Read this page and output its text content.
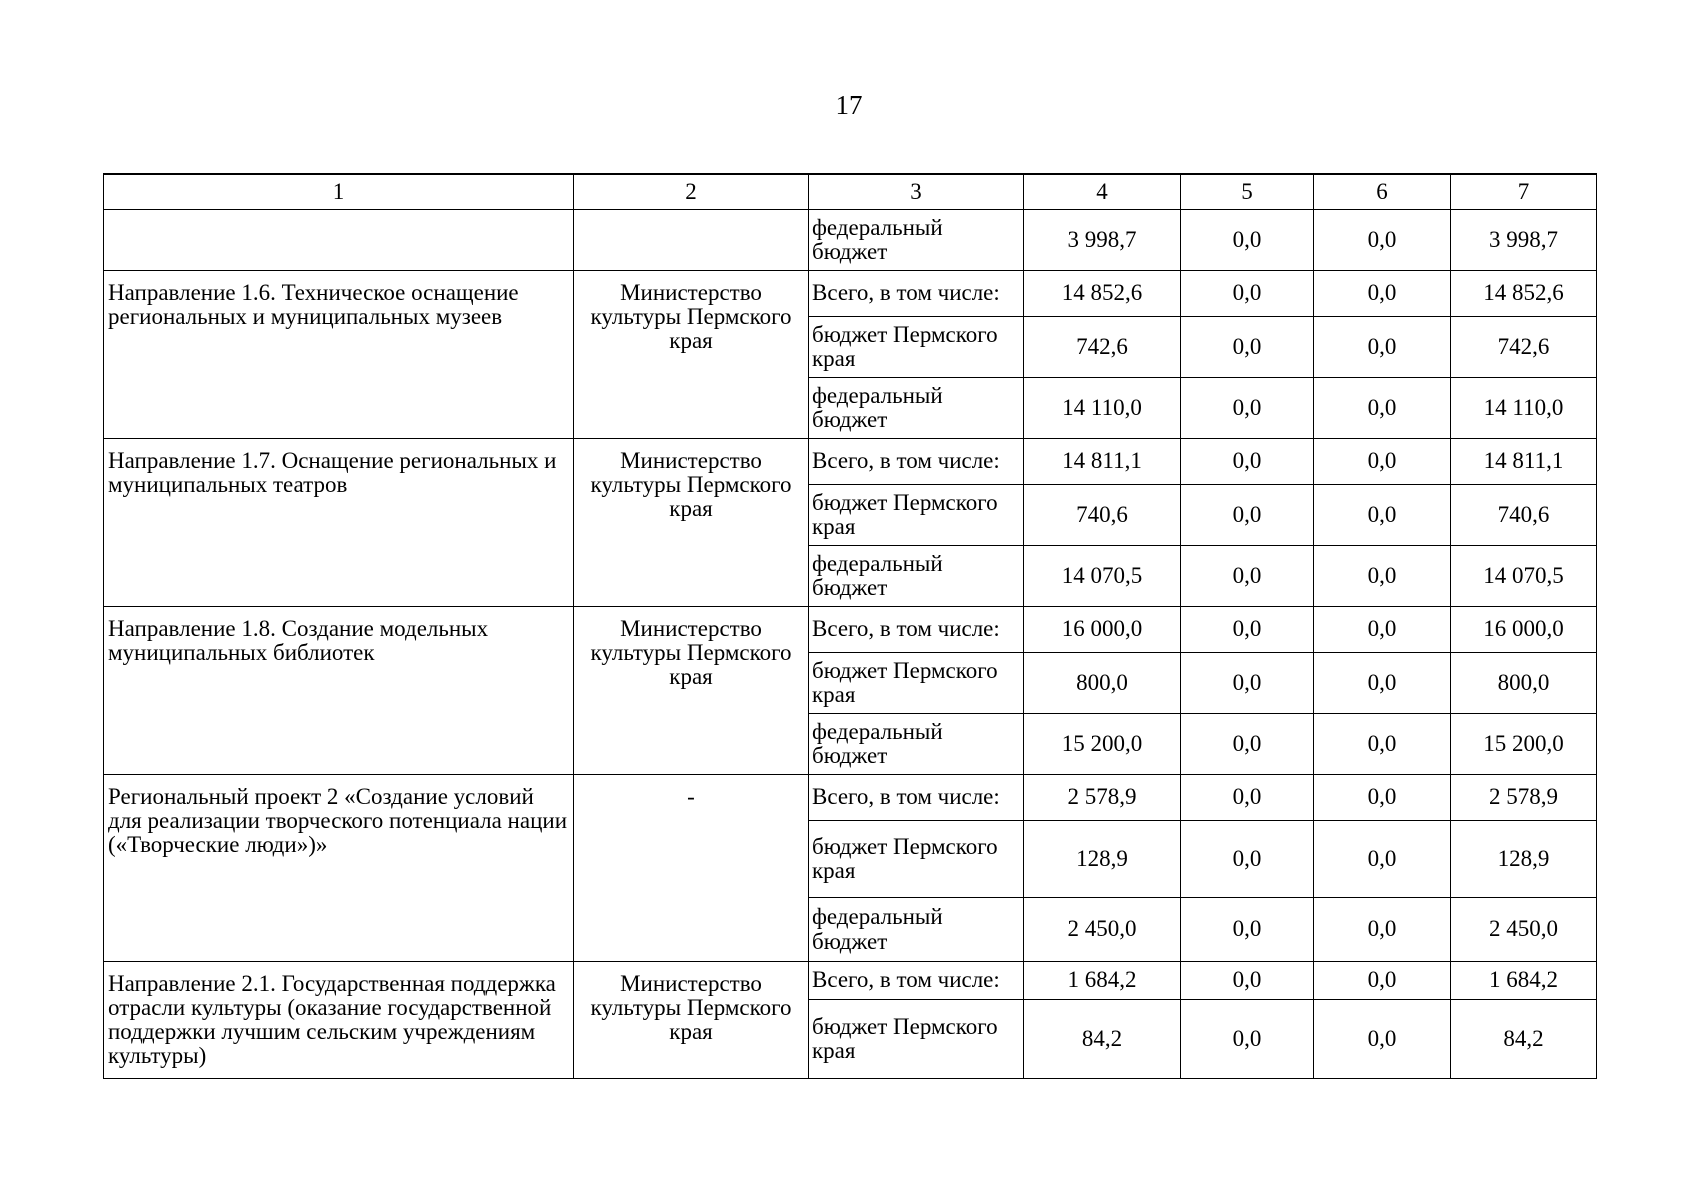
17
1	2	3	4	5	6	7
		федеральный бюджет	3 998,7	0,0	0,0	3 998,7
Направление 1.6. Техническое оснащение региональных и муниципальных музеев	Министерство культуры Пермского края	Всего, в том числе:	14 852,6	0,0	0,0	14 852,6
		бюджет Пермского края	742,6	0,0	0,0	742,6
		федеральный бюджет	14 110,0	0,0	0,0	14 110,0
Направление 1.7. Оснащение региональных и муниципальных театров	Министерство культуры Пермского края	Всего, в том числе:	14 811,1	0,0	0,0	14 811,1
		бюджет Пермского края	740,6	0,0	0,0	740,6
		федеральный бюджет	14 070,5	0,0	0,0	14 070,5
Направление 1.8. Создание модельных муниципальных библиотек	Министерство культуры Пермского края	Всего, в том числе:	16 000,0	0,0	0,0	16 000,0
		бюджет Пермского края	800,0	0,0	0,0	800,0
		федеральный бюджет	15 200,0	0,0	0,0	15 200,0
Региональный проект 2 «Создание условий для реализации творческого потенциала нации («Творческие люди»)»	-	Всего, в том числе:	2 578,9	0,0	0,0	2 578,9
		бюджет Пермского края	128,9	0,0	0,0	128,9
		федеральный бюджет	2 450,0	0,0	0,0	2 450,0
Направление 2.1. Государственная поддержка отрасли культуры (оказание государственной поддержки лучшим сельским учреждениям культуры)	Министерство культуры Пермского края	Всего, в том числе:	1 684,2	0,0	0,0	1 684,2
		бюджет Пермского края	84,2	0,0	0,0	84,2
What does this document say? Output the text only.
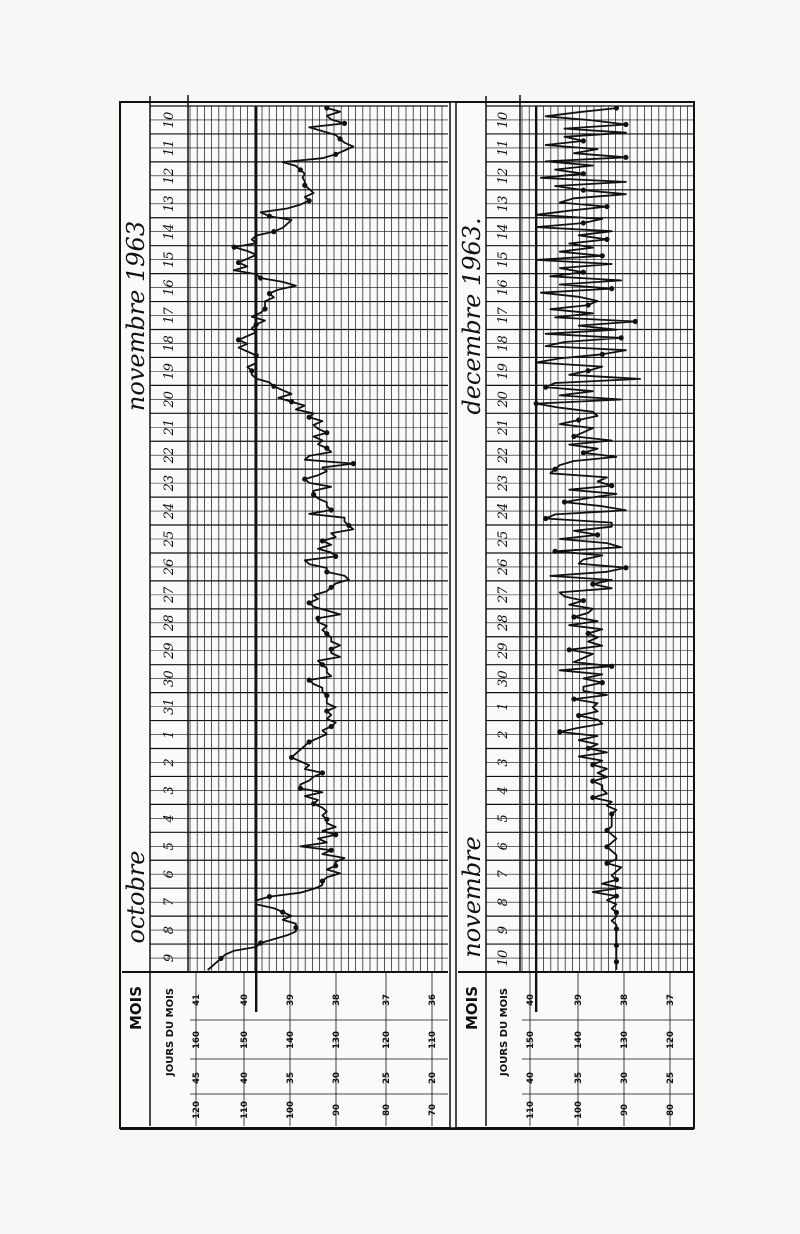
10
11
12
13
14
15
16
17
18
19
20
21
22
23
24
25
26
27
28
29
30
31
1
2
3
4
5
6
7
8
9
octobre
novembre 1963
MOIS JOURS DU MOIS 41	40	39	38	37	36
160	150	140	130	120	110
45	40	35	30	25	20
120	110	100	90	80	70
10
11
12
13
14
15
16
17
18
19
20
21
22
23
24
25
26
27
28
29
30
1
2
3
4
5
6
7
8
9
10
novembre
decembre 1963.
MOIS JOURS DU MOIS 40	39	38	37
150	140	130	120
40	35	30	25
110	100	90	80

* Objective *
Show each line in the entries that holds the string "бюджет".

* Solution for this task *
		федеральный бюджет	3 998,7	0,0	0,0	3 998,7
		бюджет Пермского края	742,6	0,0	0,0	742,6
		федеральный бюджет	14 110,0	0,0	0,0	14 110,0
		бюджет Пермского края	740,6	0,0	0,0	740,6
		федеральный бюджет	14 070,5	0,0	0,0	14 070,5
		бюджет Пермского края	800,0	0,0	0,0	800,0
		федеральный бюджет	15 200,0	0,0	0,0	15 200,0
		бюджет Пермского края	128,9	0,0	0,0	128,9
		федеральный бюджет	2 450,0	0,0	0,0	2 450,0
		бюджет Пермского края	84,2	0,0	0,0	84,2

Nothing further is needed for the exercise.